§ YOUR TASK
Write out the whole listing, matching it exactly.

Records from a data source

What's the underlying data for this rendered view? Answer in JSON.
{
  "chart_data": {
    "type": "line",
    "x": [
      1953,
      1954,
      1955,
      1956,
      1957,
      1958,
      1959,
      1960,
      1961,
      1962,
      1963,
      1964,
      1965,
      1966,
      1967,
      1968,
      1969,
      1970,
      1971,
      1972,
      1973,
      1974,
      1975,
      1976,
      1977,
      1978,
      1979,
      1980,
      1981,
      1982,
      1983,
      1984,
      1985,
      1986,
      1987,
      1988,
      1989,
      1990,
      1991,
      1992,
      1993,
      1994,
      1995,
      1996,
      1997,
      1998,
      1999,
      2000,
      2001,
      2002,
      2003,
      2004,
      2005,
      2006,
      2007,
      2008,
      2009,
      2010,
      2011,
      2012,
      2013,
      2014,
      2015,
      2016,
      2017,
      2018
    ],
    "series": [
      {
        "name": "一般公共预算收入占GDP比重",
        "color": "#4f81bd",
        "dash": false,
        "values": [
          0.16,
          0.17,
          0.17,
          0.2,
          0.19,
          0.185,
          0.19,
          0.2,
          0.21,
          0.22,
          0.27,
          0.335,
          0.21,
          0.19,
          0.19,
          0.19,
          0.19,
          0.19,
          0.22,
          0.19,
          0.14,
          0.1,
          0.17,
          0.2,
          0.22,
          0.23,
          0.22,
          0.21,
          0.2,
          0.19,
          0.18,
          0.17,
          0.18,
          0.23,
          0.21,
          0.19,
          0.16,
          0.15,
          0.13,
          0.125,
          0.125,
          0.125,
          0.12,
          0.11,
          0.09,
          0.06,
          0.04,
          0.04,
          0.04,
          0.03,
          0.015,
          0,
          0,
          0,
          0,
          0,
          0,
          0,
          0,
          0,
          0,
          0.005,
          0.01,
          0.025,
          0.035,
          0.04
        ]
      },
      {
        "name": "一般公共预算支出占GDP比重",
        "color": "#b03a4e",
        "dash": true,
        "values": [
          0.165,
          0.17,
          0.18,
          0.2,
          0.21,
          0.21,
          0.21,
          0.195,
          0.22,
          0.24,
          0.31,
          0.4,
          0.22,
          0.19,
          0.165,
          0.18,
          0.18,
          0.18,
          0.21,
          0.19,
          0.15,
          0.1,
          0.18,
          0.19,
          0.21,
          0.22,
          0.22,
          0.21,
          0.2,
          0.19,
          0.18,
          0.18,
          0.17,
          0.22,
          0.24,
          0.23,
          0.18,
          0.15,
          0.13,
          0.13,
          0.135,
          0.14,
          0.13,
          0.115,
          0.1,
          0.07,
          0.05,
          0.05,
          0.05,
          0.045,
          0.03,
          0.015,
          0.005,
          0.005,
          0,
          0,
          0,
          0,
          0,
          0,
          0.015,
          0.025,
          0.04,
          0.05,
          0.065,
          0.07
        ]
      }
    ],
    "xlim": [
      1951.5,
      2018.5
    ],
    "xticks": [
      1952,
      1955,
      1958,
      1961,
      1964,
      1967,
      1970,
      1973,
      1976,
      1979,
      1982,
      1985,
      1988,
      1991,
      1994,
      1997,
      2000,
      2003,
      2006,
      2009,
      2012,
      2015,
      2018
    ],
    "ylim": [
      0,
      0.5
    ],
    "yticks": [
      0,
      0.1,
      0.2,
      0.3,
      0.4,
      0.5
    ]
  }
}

§ SOLUTION
What's the underlying data for this rendered view? Answer in JSON.
{
  "chart_data": {
    "type": "line",
    "x": [
      1953,
      1954,
      1955,
      1956,
      1957,
      1958,
      1959,
      1960,
      1961,
      1962,
      1963,
      1964,
      1965,
      1966,
      1967,
      1968,
      1969,
      1970,
      1971,
      1972,
      1973,
      1974,
      1975,
      1976,
      1977,
      1978,
      1979,
      1980,
      1981,
      1982,
      1983,
      1984,
      1985,
      1986,
      1987,
      1988,
      1989,
      1990,
      1991,
      1992,
      1993,
      1994,
      1995,
      1996,
      1997,
      1998,
      1999,
      2000,
      2001,
      2002,
      2003,
      2004,
      2005,
      2006,
      2007,
      2008,
      2009,
      2010,
      2011,
      2012,
      2013,
      2014,
      2015,
      2016,
      2017,
      2018
    ],
    "series": [
      {
        "name": "一般公共预算收入占GDP比重",
        "color": "#4f81bd",
        "dash": false,
        "values": [
          0.16,
          0.17,
          0.17,
          0.2,
          0.19,
          0.185,
          0.19,
          0.2,
          0.21,
          0.22,
          0.27,
          0.335,
          0.21,
          0.19,
          0.19,
          0.19,
          0.19,
          0.19,
          0.22,
          0.19,
          0.14,
          0.1,
          0.17,
          0.2,
          0.22,
          0.23,
          0.22,
          0.21,
          0.2,
          0.19,
          0.18,
          0.17,
          0.18,
          0.23,
          0.21,
          0.19,
          0.16,
          0.15,
          0.13,
          0.125,
          0.125,
          0.125,
          0.12,
          0.11,
          0.09,
          0.06,
          0.04,
          0.04,
          0.04,
          0.03,
          0.015,
          0,
          0,
          0,
          0,
          0,
          0,
          0,
          0,
          0,
          0,
          0.005,
          0.01,
          0.025,
          0.035,
          0.04
        ]
      },
      {
        "name": "一般公共预算支出占GDP比重",
        "color": "#b03a4e",
        "dash": true,
        "values": [
          0.165,
          0.17,
          0.18,
          0.2,
          0.21,
          0.21,
          0.21,
          0.195,
          0.22,
          0.24,
          0.31,
          0.4,
          0.22,
          0.19,
          0.165,
          0.18,
          0.18,
          0.18,
          0.21,
          0.19,
          0.15,
          0.1,
          0.18,
          0.19,
          0.21,
          0.22,
          0.22,
          0.21,
          0.2,
          0.19,
          0.18,
          0.18,
          0.17,
          0.22,
          0.24,
          0.23,
          0.18,
          0.15,
          0.13,
          0.13,
          0.135,
          0.14,
          0.13,
          0.115,
          0.1,
          0.07,
          0.05,
          0.05,
          0.05,
          0.045,
          0.03,
          0.015,
          0.005,
          0.005,
          0,
          0,
          0,
          0,
          0,
          0,
          0.015,
          0.025,
          0.04,
          0.05,
          0.065,
          0.07
        ]
      }
    ],
    "xlim": [
      1951.5,
      2018.5
    ],
    "xticks": [
      1952,
      1955,
      1958,
      1961,
      1964,
      1967,
      1970,
      1973,
      1976,
      1979,
      1982,
      1985,
      1988,
      1991,
      1994,
      1997,
      2000,
      2003,
      2006,
      2009,
      2012,
      2015,
      2018
    ],
    "ylim": [
      0,
      0.5
    ],
    "yticks": [
      0,
      0.1,
      0.2,
      0.3,
      0.4,
      0.5
    ]
  }
}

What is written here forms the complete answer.